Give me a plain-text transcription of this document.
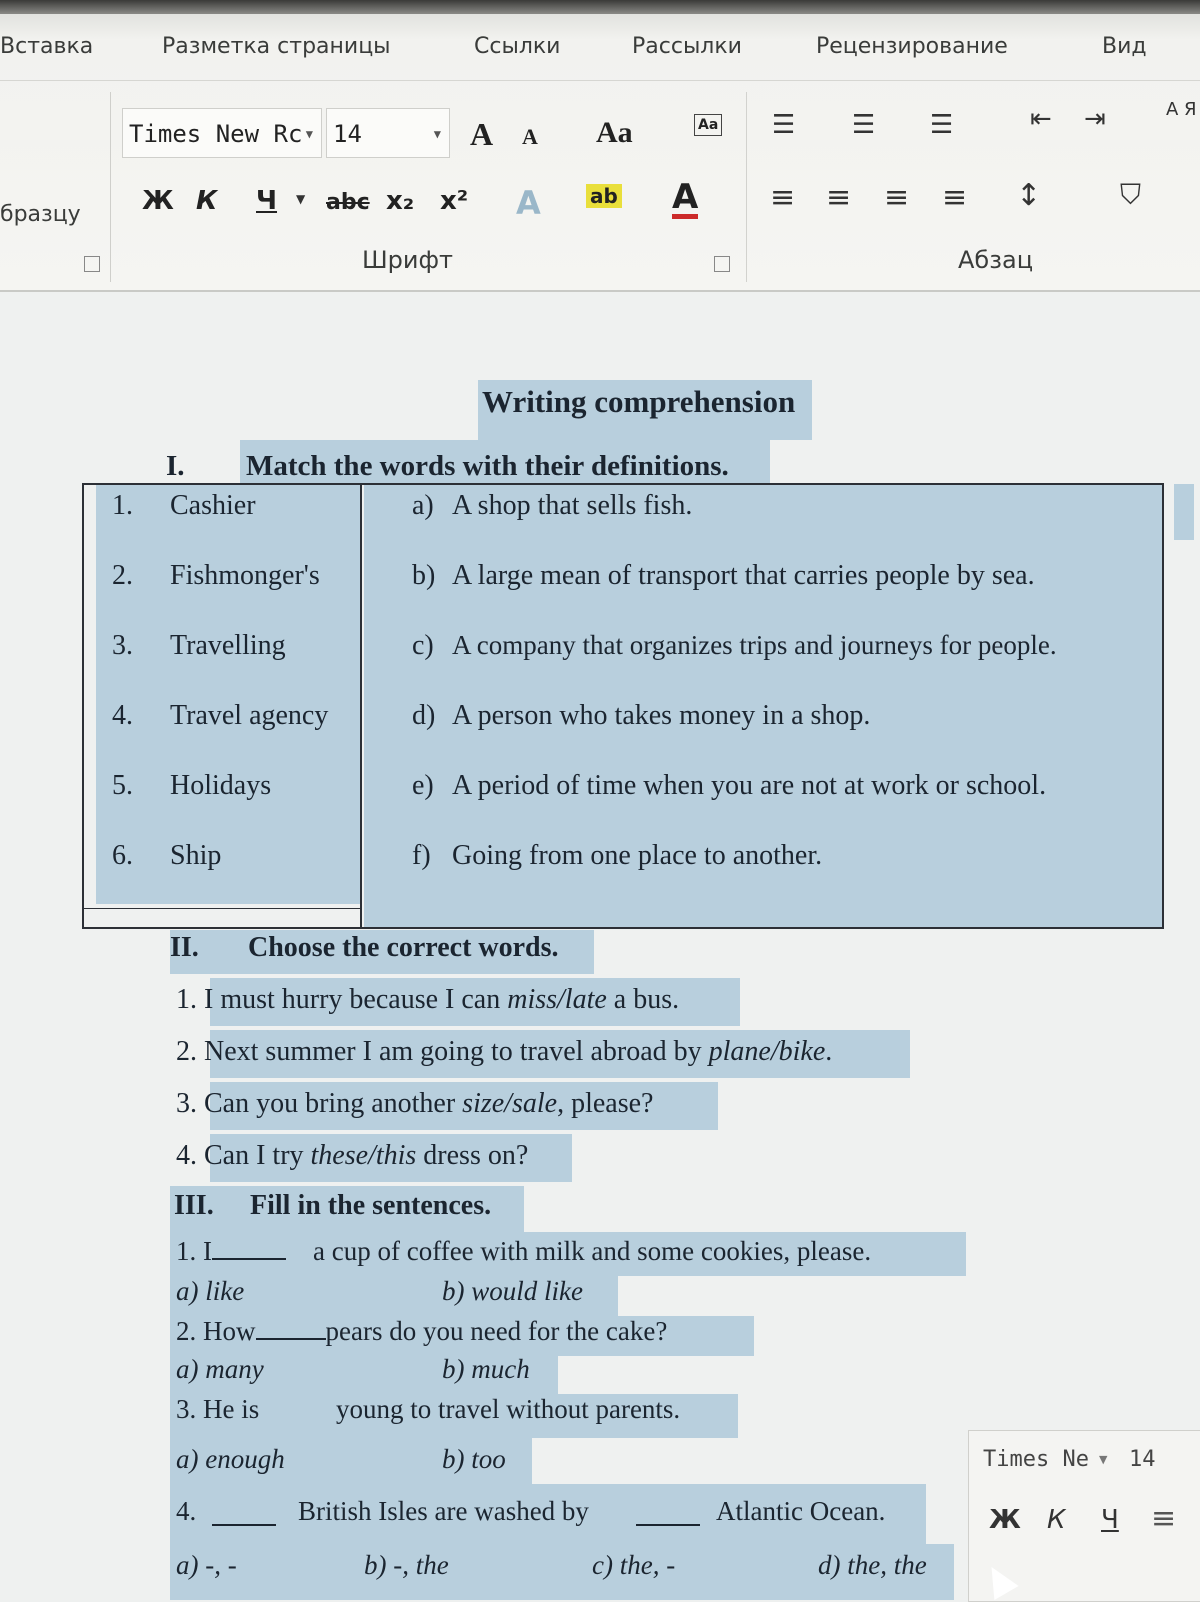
Вставка	Разметка страницы	Ссылки	Рассылки	Рецензирование	Вид
бразцу
Times New Rc ▼ 14	▼ A A Aa	Aa ☰ ☰ ☰	⇤ ⇥	А Я
Ж К Ч ▼ abc x₂ x² A ab A ≡ ≡ ≡ ≡ ↕	⛉
Шрифт	Абзац
Writing comprehension
I. Match the words with their definitions.
1. Cashier	a) A shop that sells fish.
2. Fishmonger's	b) A large mean of transport that carries people by sea.
3. Travelling	c) A company that organizes trips and journeys for people.
4. Travel agency	d) A person who takes money in a shop.
5. Holidays	e) A period of time when you are not at work or school.
6. Ship	f) Going from one place to another.
II. Choose the correct words.
1. I must hurry because I can miss/late a bus.
2. Next summer I am going to travel abroad by plane/bike.
3. Can you bring another size/sale, please?
4. Can I try these/this dress on?
III. Fill in the sentences.
1. I	a cup of coffee with milk and some cookies, please.
a) like	b) would like
2. How	pears do you need for the cake?
a) many	b) much
3. He is	young to travel without parents.
a) enough	b) too
4.	British Isles are washed by	Atlantic Ocean.
a) -, -	b) -, the	c) the, -	d) the, the
Times Ne ▼ 14
Ж К Ч ≡
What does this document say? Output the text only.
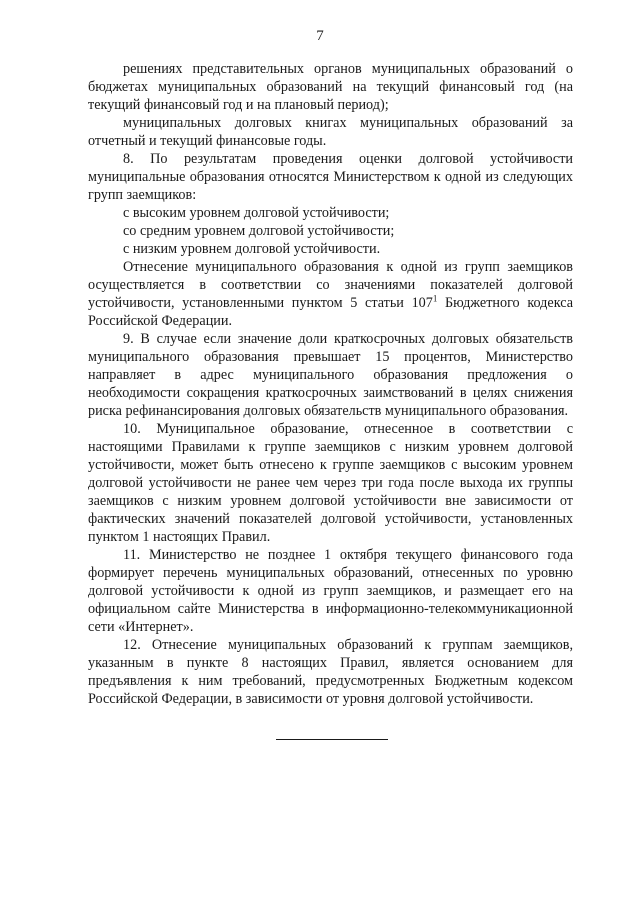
7

решениях представительных органов муниципальных образований о бюджетах муниципальных образований на текущий финансовый год (на текущий финансовый год и на плановый период);

муниципальных долговых книгах муниципальных образований за отчетный и текущий финансовые годы.

8. По результатам проведения оценки долговой устойчивости муниципальные образования относятся Министерством к одной из следующих групп заемщиков:

с высоким уровнем долговой устойчивости;

со средним уровнем долговой устойчивости;

с низким уровнем долговой устойчивости.

Отнесение муниципального образования к одной из групп заемщиков осуществляется в соответствии со значениями показателей долговой устойчивости, установленными пунктом 5 статьи $107^1$ Бюджетного кодекса Российской Федерации.

9. В случае если значение доли краткосрочных долговых обязательств муниципального образования превышает 15 процентов, Министерство направляет в адрес муниципального образования предложения о необходимости сокращения краткосрочных заимствований в целях снижения риска рефинансирования долговых обязательств муниципального образования.

10. Муниципальное образование, отнесенное в соответствии с настоящими Правилами к группе заемщиков с низким уровнем долговой устойчивости, может быть отнесено к группе заемщиков с высоким уровнем долговой устойчивости не ранее чем через три года после выхода их группы заемщиков с низким уровнем долговой устойчивости вне зависимости от фактических значений показателей долговой устойчивости, установленных пунктом 1 настоящих Правил.

11. Министерство не позднее 1 октября текущего финансового года формирует перечень муниципальных образований, отнесенных по уровню долговой устойчивости к одной из групп заемщиков, и размещает его на официальном сайте Министерства в информационно-телекоммуникационной сети «Интернет».

12. Отнесение муниципальных образований к группам заемщиков, указанным в пункте 8 настоящих Правил, является основанием для предъявления к ним требований, предусмотренных Бюджетным кодексом Российской Федерации, в зависимости от уровня долговой устойчивости.
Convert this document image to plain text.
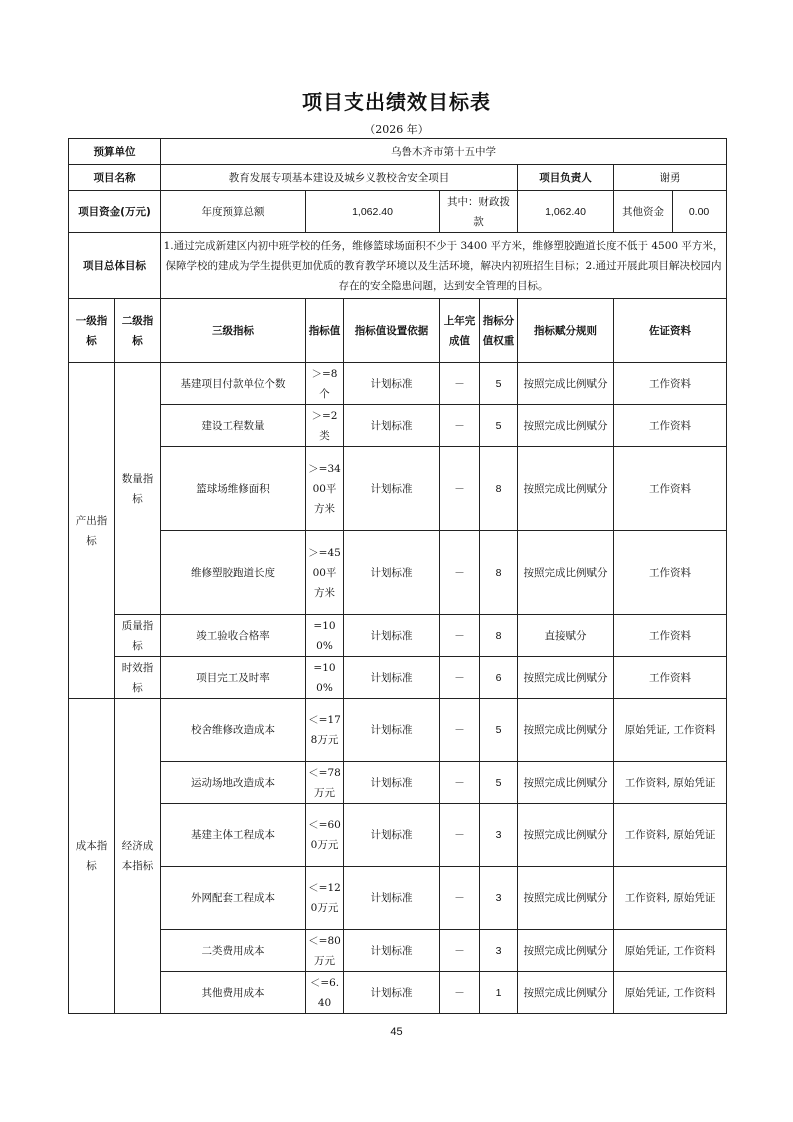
项目支出绩效目标表
（2026 年）
预算单位		乌鲁木齐市第十五中学						
项目名称		教育发展专项基本建设及城乡义教校舍安全项目					项目负责人	谢勇
项目资金(万元)		年度预算总额	1,062.40		其中：财政拨款		1,062.40	其他资金 0.00

项目总体目标		1.通过完成新建区内初中班学校的任务，维修篮球场面积不少于 3400 平方米，维修塑胶跑道长度不低于 4500 平方米，保障学校的建成为学生提供更加优质的教育教学环境以及生活环境，解决内初班招生目标；2.通过开展此项目解决校园内存在的安全隐患问题，达到安全管理的目标。						
一级指标	二级指标	三级指标	指标值	指标值设置依据	上年完成值	指标分值权重	指标赋分规则	佐证资料
产出指标	数量指标	基建项目付款单位个数	＞=8个	计划标准	－	5	按照完成比例赋分	工作资料
		建设工程数量	＞=2类	计划标准	－	5	按照完成比例赋分	工作资料
		篮球场维修面积	＞=3400平方米	计划标准	－	8	按照完成比例赋分	工作资料
		维修塑胶跑道长度	＞=4500平方米	计划标准	－	8	按照完成比例赋分	工作资料
	质量指标	竣工验收合格率	=100%	计划标准	－	8	直接赋分	工作资料
	时效指标	项目完工及时率	=100%	计划标准	－	6	按照完成比例赋分	工作资料
成本指标	经济成本指标	校舍维修改造成本	＜=178万元	计划标准	－	5	按照完成比例赋分	原始凭证, 工作资料
		运动场地改造成本	＜=78万元	计划标准	－	5	按照完成比例赋分	工作资料, 原始凭证
		基建主体工程成本	＜=600万元	计划标准	－	3	按照完成比例赋分	工作资料, 原始凭证
		外网配套工程成本	＜=120万元	计划标准	－	3	按照完成比例赋分	工作资料, 原始凭证
		二类费用成本	＜=80万元	计划标准	－	3	按照完成比例赋分	原始凭证, 工作资料
		其他费用成本	＜=6.40	计划标准	－	1	按照完成比例赋分	原始凭证, 工作资料
45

**WHAT TO PRODUCE**.
Read through the lines above and collect those that contain the string "document".

**EXPECTED OUTPUT**.
Give me a plain-text transcription of this document.
What does this document say? Output the text only.
Convert this document image to plain text.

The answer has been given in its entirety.